● Written problem: Pull out every line of the listing below where "ylabel" appears.

+++

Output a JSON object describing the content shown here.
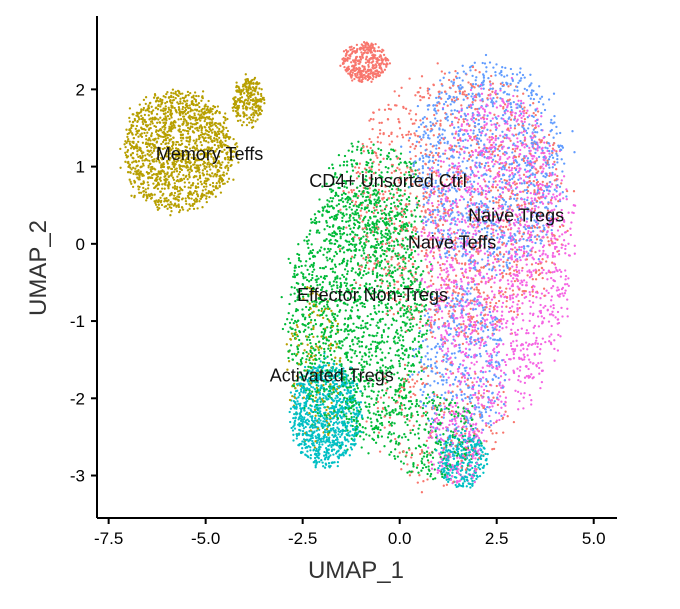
{
  "chart_data": {
    "type": "scatter",
    "title": "",
    "xlabel": "UMAP_1",
    "ylabel": "UMAP_2",
    "xlim": [
      -7.8,
      5.6
    ],
    "ylim": [
      -3.55,
      2.95
    ],
    "x_ticks": [
      -7.5,
      -5.0,
      -2.5,
      0.0,
      2.5,
      5.0
    ],
    "x_tick_labels": [
      "-7.5",
      "-5.0",
      "-2.5",
      "0.0",
      "2.5",
      "5.0"
    ],
    "y_ticks": [
      -3,
      -2,
      -1,
      0,
      1,
      2
    ],
    "y_tick_labels": [
      "-3",
      "-2",
      "-1",
      "0",
      "1",
      "2"
    ],
    "grid": false,
    "legend": "none",
    "cluster_labels": [
      {
        "text": "Memory Teffs",
        "x": -4.9,
        "y": 1.15
      },
      {
        "text": "CD4+ Unsorted Ctrl",
        "x": -0.3,
        "y": 0.8
      },
      {
        "text": "Naive Tregs",
        "x": 3.0,
        "y": 0.35
      },
      {
        "text": "Naive Teffs",
        "x": 1.35,
        "y": 0.0
      },
      {
        "text": "Effector Non-Tregs",
        "x": -0.7,
        "y": -0.68
      },
      {
        "text": "Activated Tregs",
        "x": -1.75,
        "y": -1.72
      }
    ],
    "series": [
      {
        "color": "#B79F00",
        "regions": [
          {
            "cx": -5.7,
            "cy": 1.2,
            "rx": 1.6,
            "ry": 0.85,
            "n": 1500
          },
          {
            "cx": -3.9,
            "cy": 1.85,
            "rx": 0.45,
            "ry": 0.35,
            "n": 250
          },
          {
            "cx": -2.2,
            "cy": -1.6,
            "rx": 0.8,
            "ry": 1.2,
            "n": 150
          }
        ]
      },
      {
        "color": "#F8766D",
        "regions": [
          {
            "cx": -0.9,
            "cy": 2.35,
            "rx": 0.65,
            "ry": 0.28,
            "n": 350
          },
          {
            "cx": 1.5,
            "cy": 0.5,
            "rx": 3.1,
            "ry": 1.9,
            "n": 1200
          },
          {
            "cx": 1.0,
            "cy": -2.3,
            "rx": 2.0,
            "ry": 0.9,
            "n": 200
          }
        ]
      },
      {
        "color": "#00BA38",
        "regions": [
          {
            "cx": -1.1,
            "cy": -0.9,
            "rx": 2.0,
            "ry": 1.8,
            "n": 1700
          },
          {
            "cx": -0.7,
            "cy": 0.6,
            "rx": 1.4,
            "ry": 0.8,
            "n": 350
          },
          {
            "cx": 0.9,
            "cy": -2.5,
            "rx": 1.4,
            "ry": 0.6,
            "n": 250
          }
        ]
      },
      {
        "color": "#00BFC4",
        "regions": [
          {
            "cx": -1.9,
            "cy": -2.2,
            "rx": 1.0,
            "ry": 0.75,
            "n": 900
          },
          {
            "cx": 1.6,
            "cy": -2.8,
            "rx": 0.7,
            "ry": 0.4,
            "n": 300
          }
        ]
      },
      {
        "color": "#619CFF",
        "regions": [
          {
            "cx": 2.3,
            "cy": 1.0,
            "rx": 2.2,
            "ry": 1.5,
            "n": 1100
          },
          {
            "cx": 1.6,
            "cy": -1.6,
            "rx": 1.3,
            "ry": 1.2,
            "n": 400
          }
        ]
      },
      {
        "color": "#F564E3",
        "regions": [
          {
            "cx": 2.5,
            "cy": -0.1,
            "rx": 2.1,
            "ry": 2.3,
            "n": 1600
          },
          {
            "cx": 1.4,
            "cy": -2.6,
            "rx": 0.8,
            "ry": 0.6,
            "n": 200
          }
        ]
      }
    ]
  }
}
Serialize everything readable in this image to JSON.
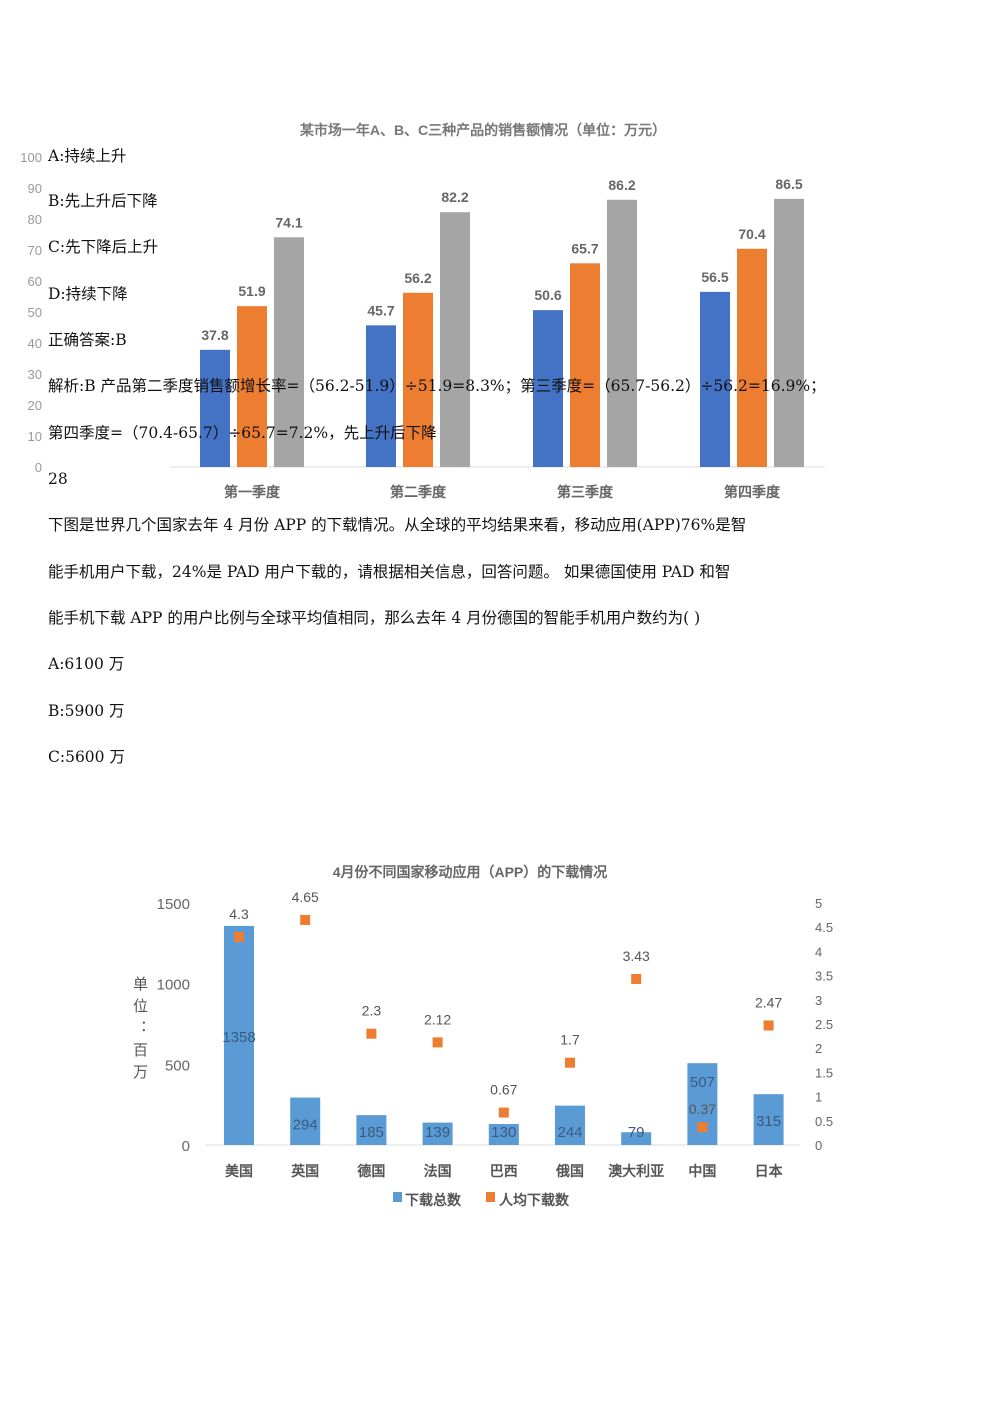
{
  "lines": [
    "A:持续上升",
    "B:先上升后下降",
    "C:先下降后上升",
    "D:持续下降",
    "正确答案:B",
    "解析:B 产品第二季度销售额增长率=（56.2-51.9）÷51.9=8.3%；第三季度=（65.7-56.2）÷56.2=16.9%；",
    "第四季度=（70.4-65.7）÷65.7=7.2%，先上升后下降",
    "28",
    "下图是世界几个国家去年 4 月份 APP 的下载情况。从全球的平均结果来看，移动应用(APP)76%是智",
    "能手机用户下载，24%是 PAD 用户下载的，请根据相关信息，回答问题。 如果德国使用 PAD 和智",
    "能手机下载 APP 的用户比例与全球平均值相同，那么去年 4 月份德国的智能手机用户数约为( )",
    "A:6100 万",
    "B:5900 万",
    "C:5600 万"
  ],
  "chart_data": [
    {
      "type": "bar",
      "title": "某市场一年A、B、C三种产品的销售额情况（单位：万元）",
      "categories": [
        "第一季度",
        "第二季度",
        "第三季度",
        "第四季度"
      ],
      "series": [
        {
          "values": [
            37.8,
            45.7,
            50.6,
            56.5
          ],
          "color": "#4472c4"
        },
        {
          "values": [
            51.9,
            56.2,
            65.7,
            70.4
          ],
          "color": "#ed7d31"
        },
        {
          "values": [
            74.1,
            82.2,
            86.2,
            86.5
          ],
          "color": "#a5a5a5"
        }
      ],
      "ylim": [
        0,
        100
      ],
      "yticks": [
        0,
        10,
        20,
        30,
        40,
        50,
        60,
        70,
        80,
        90,
        100
      ],
      "grid": false
    },
    {
      "type": "bar+scatter",
      "title": "4月份不同国家移动应用（APP）的下载情况",
      "ylabel": "单位：百万",
      "categories": [
        "美国",
        "英国",
        "德国",
        "法国",
        "巴西",
        "俄国",
        "澳大利亚",
        "中国",
        "日本"
      ],
      "series": [
        {
          "name": "下载总数",
          "type": "bar",
          "axis": "left",
          "values": [
            1358,
            294,
            185,
            139,
            130,
            244,
            79,
            507,
            315
          ],
          "color": "#5b9bd5"
        },
        {
          "name": "人均下载数",
          "type": "scatter",
          "axis": "right",
          "values": [
            4.3,
            4.65,
            2.3,
            2.12,
            0.67,
            1.7,
            3.43,
            0.37,
            2.47
          ],
          "color": "#ed7d31"
        }
      ],
      "ylim": [
        0,
        1500
      ],
      "yticks": [
        0,
        500,
        1000,
        1500
      ],
      "y2lim": [
        0,
        5
      ],
      "y2ticks": [
        "0",
        "0.5",
        "1",
        "1.5",
        "2",
        "2.5",
        "3",
        "3.5",
        "4",
        "4.5",
        "5"
      ],
      "legend": "bottom"
    }
  ]
}
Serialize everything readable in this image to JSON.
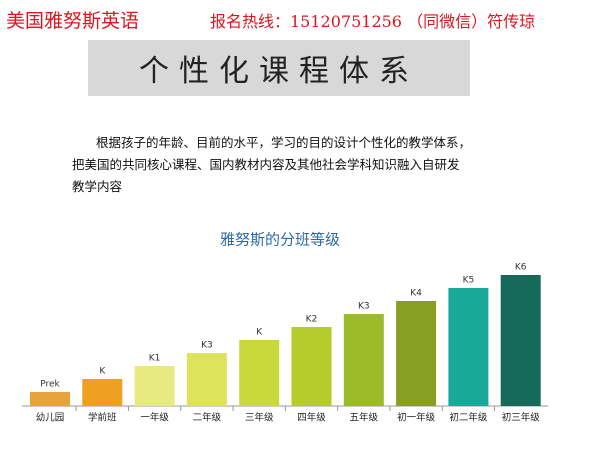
{
  "header": {
    "brand": "美国雅努斯英语",
    "contact": "报名热线：15120751256 （同微信）符传琼"
  },
  "banner": {
    "title": "个性化课程体系"
  },
  "intro": {
    "lines": [
      "根据孩子的年龄、目前的水平，学习的目的设计个性化的教学体系，",
      "把美国的共同核心课程、国内教材内容及其他社会学科知识融入自研发",
      "教学内容"
    ]
  },
  "chart_data": {
    "type": "bar",
    "title": "雅努斯的分班等级",
    "categories": [
      "幼儿园",
      "学前班",
      "一年级",
      "二年级",
      "三年级",
      "四年级",
      "五年级",
      "初一年级",
      "初二年级",
      "初三年级"
    ],
    "levels": [
      "Prek",
      "K",
      "K1",
      "K3",
      "K",
      "K2",
      "K3",
      "K4",
      "K5",
      "K6"
    ],
    "values": [
      14,
      27,
      40,
      53,
      66,
      79,
      92,
      105,
      118,
      131
    ],
    "colors": [
      "#e8a33c",
      "#f0a020",
      "#e6ea80",
      "#dde45c",
      "#cad93a",
      "#b5cc2c",
      "#9dbb28",
      "#889f24",
      "#18a99a",
      "#17695b"
    ]
  }
}
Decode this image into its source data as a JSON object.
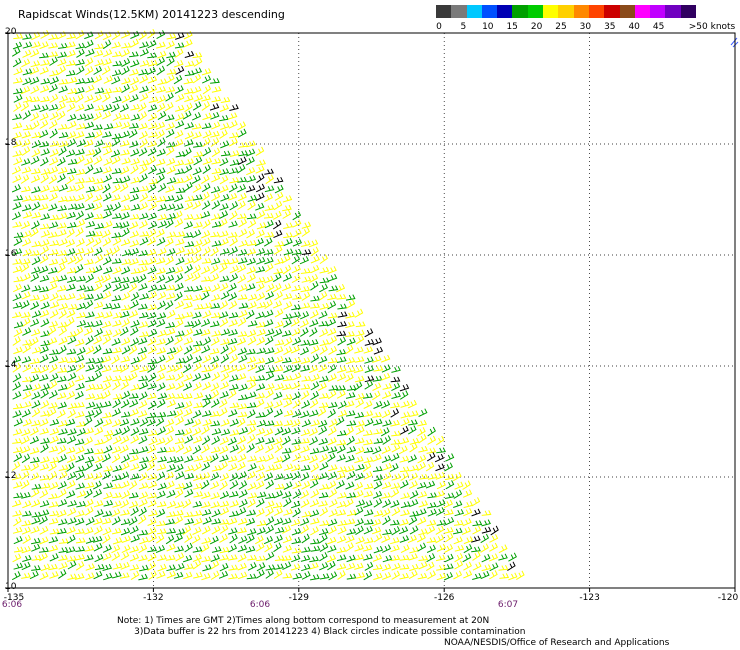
{
  "title": "Rapidscat Winds(12.5KM) 20141223 descending",
  "legend": {
    "colors": [
      "#3a3a3a",
      "#7a7a7a",
      "#00c8ff",
      "#0050ff",
      "#0000b4",
      "#00a000",
      "#00cc00",
      "#ffff00",
      "#ffd000",
      "#ff8800",
      "#ff4400",
      "#cc0000",
      "#8a4a1a",
      "#ff00ff",
      "#c000ff",
      "#7000c0",
      "#300060"
    ],
    "labels": [
      "0",
      "5",
      "10",
      "15",
      "20",
      "25",
      "30",
      "35",
      "40",
      "45",
      ">50 knots"
    ]
  },
  "map": {
    "lat_labels": [
      "20",
      "18",
      "16",
      "14",
      "12",
      "10"
    ],
    "lon_labels": [
      "-135",
      "-132",
      "-129",
      "-126",
      "-123",
      "-120"
    ],
    "time_labels": [
      "6:06",
      "6:06",
      "6:07"
    ],
    "lat_range": [
      10,
      20
    ],
    "lon_range": [
      -135,
      -120
    ],
    "swath": "descending",
    "wind_colors": [
      "#ffff00",
      "#00a000",
      "#000000"
    ]
  },
  "notes": [
    "Note: 1) Times are GMT 2)Times along bottom correspond to measurement at 20N",
    "      3)Data buffer is 22 hrs from 20141223 4) Black circles indicate possible contamination"
  ],
  "credit": "NOAA/NESDIS/Office of Research and Applications"
}
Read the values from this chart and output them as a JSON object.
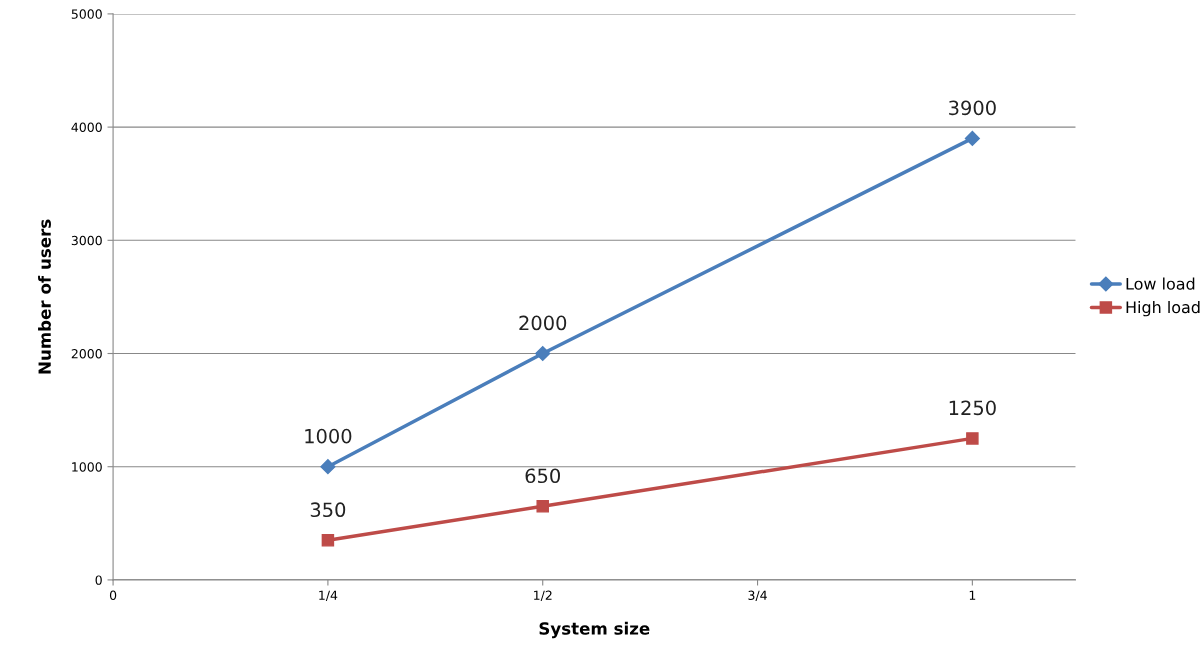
{
  "chart_data": {
    "type": "line",
    "xlabel": "System size",
    "ylabel": "Number of users",
    "x": [
      0.25,
      0.5,
      1
    ],
    "series": [
      {
        "name": "Low load",
        "color": "#4a7ebb",
        "marker": "diamond",
        "values": [
          1000,
          2000,
          3900
        ]
      },
      {
        "name": "High load",
        "color": "#be4b48",
        "marker": "square",
        "values": [
          350,
          650,
          1250
        ]
      }
    ],
    "xlim": [
      0,
      1.12
    ],
    "xticks": [
      0,
      {
        "value": 0.25,
        "label": "1/4"
      },
      {
        "value": 0.5,
        "label": "1/2"
      },
      {
        "value": 0.75,
        "label": "3/4"
      },
      1
    ],
    "ylim": [
      0,
      5000
    ],
    "yticks": [
      0,
      1000,
      2000,
      3000,
      4000,
      5000
    ],
    "grid": "y",
    "legend": "right",
    "data_labels": true,
    "line_style": "solid"
  }
}
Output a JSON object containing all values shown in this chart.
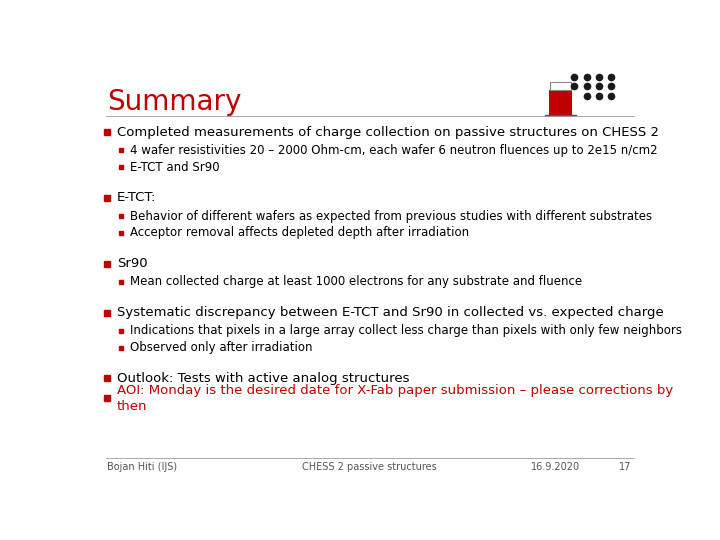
{
  "title": "Summary",
  "title_color": "#C00000",
  "title_fontsize": 20,
  "bg_color": "#FFFFFF",
  "footer_left": "Bojan Hiti (IJS)",
  "footer_center": "CHESS 2 passive structures",
  "footer_right": "16.9.2020",
  "footer_page": "17",
  "bullet_color": "#C00000",
  "text_color": "#000000",
  "red_text_color": "#C00000",
  "font_size_l0": 9.5,
  "font_size_l1": 8.5,
  "bullet_size_l0": 4.5,
  "bullet_size_l1": 3.5,
  "content": [
    {
      "level": 0,
      "text": "Completed measurements of charge collection on passive structures on CHESS 2",
      "color": "#000000"
    },
    {
      "level": 1,
      "text": "4 wafer resistivities 20 – 2000 Ohm-cm, each wafer 6 neutron fluences up to 2e15 n/cm2",
      "color": "#000000"
    },
    {
      "level": 1,
      "text": "E-TCT and Sr90",
      "color": "#000000"
    },
    {
      "level": -1,
      "text": "",
      "color": "#000000"
    },
    {
      "level": 0,
      "text": "E-TCT:",
      "color": "#000000"
    },
    {
      "level": 1,
      "text": "Behavior of different wafers as expected from previous studies with different substrates",
      "color": "#000000"
    },
    {
      "level": 1,
      "text": "Acceptor removal affects depleted depth after irradiation",
      "color": "#000000"
    },
    {
      "level": -1,
      "text": "",
      "color": "#000000"
    },
    {
      "level": 0,
      "text": "Sr90",
      "color": "#000000"
    },
    {
      "level": 1,
      "text": "Mean collected charge at least 1000 electrons for any substrate and fluence",
      "color": "#000000"
    },
    {
      "level": -1,
      "text": "",
      "color": "#000000"
    },
    {
      "level": 0,
      "text": "Systematic discrepancy between E-TCT and Sr90 in collected vs. expected charge",
      "color": "#000000"
    },
    {
      "level": 1,
      "text": "Indications that pixels in a large array collect less charge than pixels with only few neighbors",
      "color": "#000000"
    },
    {
      "level": 1,
      "text": "Observed only after irradiation",
      "color": "#000000"
    },
    {
      "level": -1,
      "text": "",
      "color": "#000000"
    },
    {
      "level": 0,
      "text": "Outlook: Tests with active analog structures",
      "color": "#000000"
    },
    {
      "level": 0,
      "text": "AOI: Monday is the desired date for X-Fab paper submission – please corrections by\nthen",
      "color": "#C00000"
    }
  ],
  "line_heights": {
    "0": 0.048,
    "1": 0.04,
    "-1": 0.03
  },
  "separator_color": "#AAAAAA",
  "footer_color": "#555555",
  "footer_fontsize": 7.0
}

+++

● Solution to the problem:
    "ylabel": "UMAP_2",
      "ylabel": "单位：百万",
    "ylabel": "Number of users",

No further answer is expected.